TASK STATEMENT - Could you copy out all of the entries exactly?

Start of Block

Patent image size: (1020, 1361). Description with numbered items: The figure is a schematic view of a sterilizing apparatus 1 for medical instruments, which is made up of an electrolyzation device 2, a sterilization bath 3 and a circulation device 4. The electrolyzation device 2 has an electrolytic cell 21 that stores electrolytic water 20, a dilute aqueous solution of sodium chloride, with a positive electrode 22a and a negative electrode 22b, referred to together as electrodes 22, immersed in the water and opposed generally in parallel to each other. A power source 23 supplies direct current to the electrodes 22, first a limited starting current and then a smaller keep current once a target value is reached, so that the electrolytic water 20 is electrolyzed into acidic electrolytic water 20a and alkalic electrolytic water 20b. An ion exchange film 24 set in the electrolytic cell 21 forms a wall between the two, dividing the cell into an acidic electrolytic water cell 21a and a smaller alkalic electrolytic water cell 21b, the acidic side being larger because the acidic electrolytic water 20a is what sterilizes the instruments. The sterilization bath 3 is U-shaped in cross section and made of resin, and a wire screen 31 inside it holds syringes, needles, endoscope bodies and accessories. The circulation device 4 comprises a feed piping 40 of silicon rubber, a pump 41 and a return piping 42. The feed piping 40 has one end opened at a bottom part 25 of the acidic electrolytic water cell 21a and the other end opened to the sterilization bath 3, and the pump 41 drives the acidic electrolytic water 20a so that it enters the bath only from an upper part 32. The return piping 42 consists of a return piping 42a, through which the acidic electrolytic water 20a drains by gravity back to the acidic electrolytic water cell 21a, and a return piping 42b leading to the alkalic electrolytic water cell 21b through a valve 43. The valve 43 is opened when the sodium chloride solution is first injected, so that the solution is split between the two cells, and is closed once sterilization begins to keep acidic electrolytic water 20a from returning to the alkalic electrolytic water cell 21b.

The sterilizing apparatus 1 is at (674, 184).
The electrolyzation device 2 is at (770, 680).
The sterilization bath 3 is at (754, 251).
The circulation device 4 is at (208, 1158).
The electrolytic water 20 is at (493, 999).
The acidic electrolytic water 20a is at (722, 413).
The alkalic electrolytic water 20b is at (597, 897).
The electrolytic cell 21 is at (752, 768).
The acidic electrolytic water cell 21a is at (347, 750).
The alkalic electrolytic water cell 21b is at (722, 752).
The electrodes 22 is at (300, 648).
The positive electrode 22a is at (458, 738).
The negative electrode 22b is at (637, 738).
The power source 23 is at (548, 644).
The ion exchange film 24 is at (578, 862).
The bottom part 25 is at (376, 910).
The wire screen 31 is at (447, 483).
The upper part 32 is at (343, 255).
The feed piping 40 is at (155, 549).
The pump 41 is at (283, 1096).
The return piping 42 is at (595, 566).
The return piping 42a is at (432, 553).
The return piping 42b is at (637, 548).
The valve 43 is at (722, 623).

End of Block

SOLUTION -
Patent image size: (1020, 1361). Description with numbered items: The figure is a schematic view of a sterilizing apparatus 1 for medical instruments, which is made up of an electrolyzation device 2, a sterilization bath 3 and a circulation device 4. The electrolyzation device 2 has an electrolytic cell 21 that stores electrolytic water 20, a dilute aqueous solution of sodium chloride, with a positive electrode 22a and a negative electrode 22b, referred to together as electrodes 22, immersed in the water and opposed generally in parallel to each other. A power source 23 supplies direct current to the electrodes 22, first a limited starting current and then a smaller keep current once a target value is reached, so that the electrolytic water 20 is electrolyzed into acidic electrolytic water 20a and alkalic electrolytic water 20b. An ion exchange film 24 set in the electrolytic cell 21 forms a wall between the two, dividing the cell into an acidic electrolytic water cell 21a and a smaller alkalic electrolytic water cell 21b, the acidic side being larger because the acidic electrolytic water 20a is what sterilizes the instruments. The sterilization bath 3 is U-shaped in cross section and made of resin, and a wire screen 31 inside it holds syringes, needles, endoscope bodies and accessories. The circulation device 4 comprises a feed piping 40 of silicon rubber, a pump 41 and a return piping 42. The feed piping 40 has one end opened at a bottom part 25 of the acidic electrolytic water cell 21a and the other end opened to the sterilization bath 3, and the pump 41 drives the acidic electrolytic water 20a so that it enters the bath only from an upper part 32. The return piping 42 consists of a return piping 42a, through which the acidic electrolytic water 20a drains by gravity back to the acidic electrolytic water cell 21a, and a return piping 42b leading to the alkalic electrolytic water cell 21b through a valve 43. The valve 43 is opened when the sodium chloride solution is first injected, so that the solution is split between the two cells, and is closed once sterilization begins to keep acidic electrolytic water 20a from returning to the alkalic electrolytic water cell 21b.

The sterilizing apparatus 1 is at (674, 184).
The electrolyzation device 2 is at (770, 680).
The sterilization bath 3 is at (754, 251).
The circulation device 4 is at (208, 1158).
The electrolytic water 20 is at (493, 999).
The acidic electrolytic water 20a is at (722, 413).
The alkalic electrolytic water 20b is at (597, 897).
The electrolytic cell 21 is at (752, 768).
The acidic electrolytic water cell 21a is at (347, 750).
The alkalic electrolytic water cell 21b is at (722, 752).
The electrodes 22 is at (300, 648).
The positive electrode 22a is at (458, 738).
The negative electrode 22b is at (637, 738).
The power source 23 is at (548, 644).
The ion exchange film 24 is at (578, 862).
The bottom part 25 is at (376, 910).
The wire screen 31 is at (447, 483).
The upper part 32 is at (343, 255).
The feed piping 40 is at (155, 549).
The pump 41 is at (283, 1096).
The return piping 42 is at (595, 566).
The return piping 42a is at (432, 553).
The return piping 42b is at (637, 548).
The valve 43 is at (722, 623).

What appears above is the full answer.